EXTRACTED RECORDS:
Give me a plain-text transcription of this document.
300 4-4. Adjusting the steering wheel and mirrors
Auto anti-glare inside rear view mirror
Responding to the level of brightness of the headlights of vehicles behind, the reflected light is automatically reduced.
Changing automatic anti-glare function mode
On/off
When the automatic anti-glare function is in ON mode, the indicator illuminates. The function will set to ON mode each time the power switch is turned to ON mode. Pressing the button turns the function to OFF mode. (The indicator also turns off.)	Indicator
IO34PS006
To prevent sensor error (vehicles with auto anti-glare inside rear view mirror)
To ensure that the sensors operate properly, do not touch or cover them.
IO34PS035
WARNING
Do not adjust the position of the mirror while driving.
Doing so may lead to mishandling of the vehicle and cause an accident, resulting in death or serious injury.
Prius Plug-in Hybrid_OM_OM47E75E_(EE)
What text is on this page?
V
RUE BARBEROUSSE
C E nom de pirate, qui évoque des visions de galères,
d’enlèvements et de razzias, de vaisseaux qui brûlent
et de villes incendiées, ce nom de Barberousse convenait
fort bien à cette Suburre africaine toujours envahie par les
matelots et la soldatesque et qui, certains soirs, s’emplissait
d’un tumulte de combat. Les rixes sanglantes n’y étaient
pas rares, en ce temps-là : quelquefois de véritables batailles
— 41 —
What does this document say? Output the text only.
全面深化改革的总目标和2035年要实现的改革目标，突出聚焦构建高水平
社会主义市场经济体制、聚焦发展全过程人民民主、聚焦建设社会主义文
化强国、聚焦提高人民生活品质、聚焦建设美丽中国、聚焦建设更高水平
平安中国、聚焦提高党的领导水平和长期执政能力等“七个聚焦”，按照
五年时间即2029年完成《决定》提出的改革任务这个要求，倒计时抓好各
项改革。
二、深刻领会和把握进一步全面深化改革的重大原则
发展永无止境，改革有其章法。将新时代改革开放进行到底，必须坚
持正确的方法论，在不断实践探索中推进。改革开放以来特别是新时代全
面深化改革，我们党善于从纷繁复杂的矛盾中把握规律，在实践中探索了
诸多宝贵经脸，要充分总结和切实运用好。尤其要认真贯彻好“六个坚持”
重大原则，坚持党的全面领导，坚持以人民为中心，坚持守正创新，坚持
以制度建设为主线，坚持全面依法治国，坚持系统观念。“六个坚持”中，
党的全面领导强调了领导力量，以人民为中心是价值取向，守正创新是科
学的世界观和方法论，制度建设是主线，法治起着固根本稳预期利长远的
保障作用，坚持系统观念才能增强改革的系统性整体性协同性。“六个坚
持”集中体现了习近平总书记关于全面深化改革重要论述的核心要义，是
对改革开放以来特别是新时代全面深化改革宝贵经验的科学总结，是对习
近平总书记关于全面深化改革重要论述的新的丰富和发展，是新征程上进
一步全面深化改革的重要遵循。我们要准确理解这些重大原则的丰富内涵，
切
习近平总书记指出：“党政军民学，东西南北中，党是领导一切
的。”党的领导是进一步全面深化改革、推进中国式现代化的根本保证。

STATED PROBLEM:
Quote the data above in full, changing nothing.

RESULT:
Give me a plain-text transcription of this document.
300 4-4. Adjusting the steering wheel and mirrors
Auto anti-glare inside rear view mirror
Responding to the level of brightness of the headlights of vehicles behind, the reflected light is automatically reduced.
Changing automatic anti-glare function mode
On/off
When the automatic anti-glare function is in ON mode, the indicator illuminates. The function will set to ON mode each time the power switch is turned to ON mode. Pressing the button turns the function to OFF mode. (The indicator also turns off.)	Indicator
IO34PS006
To prevent sensor error (vehicles with auto anti-glare inside rear view mirror)
To ensure that the sensors operate properly, do not touch or cover them.
IO34PS035
WARNING
Do not adjust the position of the mirror while driving.
Doing so may lead to mishandling of the vehicle and cause an accident, resulting in death or serious injury.
Prius Plug-in Hybrid_OM_OM47E75E_(EE)
What text is on this page?
V
RUE BARBEROUSSE
C E nom de pirate, qui évoque des visions de galères,
d’enlèvements et de razzias, de vaisseaux qui brûlent
et de villes incendiées, ce nom de Barberousse convenait
fort bien à cette Suburre africaine toujours envahie par les
matelots et la soldatesque et qui, certains soirs, s’emplissait
d’un tumulte de combat. Les rixes sanglantes n’y étaient
pas rares, en ce temps-là : quelquefois de véritables batailles
— 41 —
What does this document say? Output the text only.
全面深化改革的总目标和2035年要实现的改革目标，突出聚焦构建高水平
社会主义市场经济体制、聚焦发展全过程人民民主、聚焦建设社会主义文
化强国、聚焦提高人民生活品质、聚焦建设美丽中国、聚焦建设更高水平
平安中国、聚焦提高党的领导水平和长期执政能力等“七个聚焦”，按照
五年时间即2029年完成《决定》提出的改革任务这个要求，倒计时抓好各
项改革。
二、深刻领会和把握进一步全面深化改革的重大原则
发展永无止境，改革有其章法。将新时代改革开放进行到底，必须坚
持正确的方法论，在不断实践探索中推进。改革开放以来特别是新时代全
面深化改革，我们党善于从纷繁复杂的矛盾中把握规律，在实践中探索了
诸多宝贵经脸，要充分总结和切实运用好。尤其要认真贯彻好“六个坚持”
重大原则，坚持党的全面领导，坚持以人民为中心，坚持守正创新，坚持
以制度建设为主线，坚持全面依法治国，坚持系统观念。“六个坚持”中，
党的全面领导强调了领导力量，以人民为中心是价值取向，守正创新是科
学的世界观和方法论，制度建设是主线，法治起着固根本稳预期利长远的
保障作用，坚持系统观念才能增强改革的系统性整体性协同性。“六个坚
持”集中体现了习近平总书记关于全面深化改革重要论述的核心要义，是
对改革开放以来特别是新时代全面深化改革宝贵经验的科学总结，是对习
近平总书记关于全面深化改革重要论述的新的丰富和发展，是新征程上进
一步全面深化改革的重要遵循。我们要准确理解这些重大原则的丰富内涵，
切
习近平总书记指出：“党政军民学，东西南北中，党是领导一切
的。”党的领导是进一步全面深化改革、推进中国式现代化的根本保证。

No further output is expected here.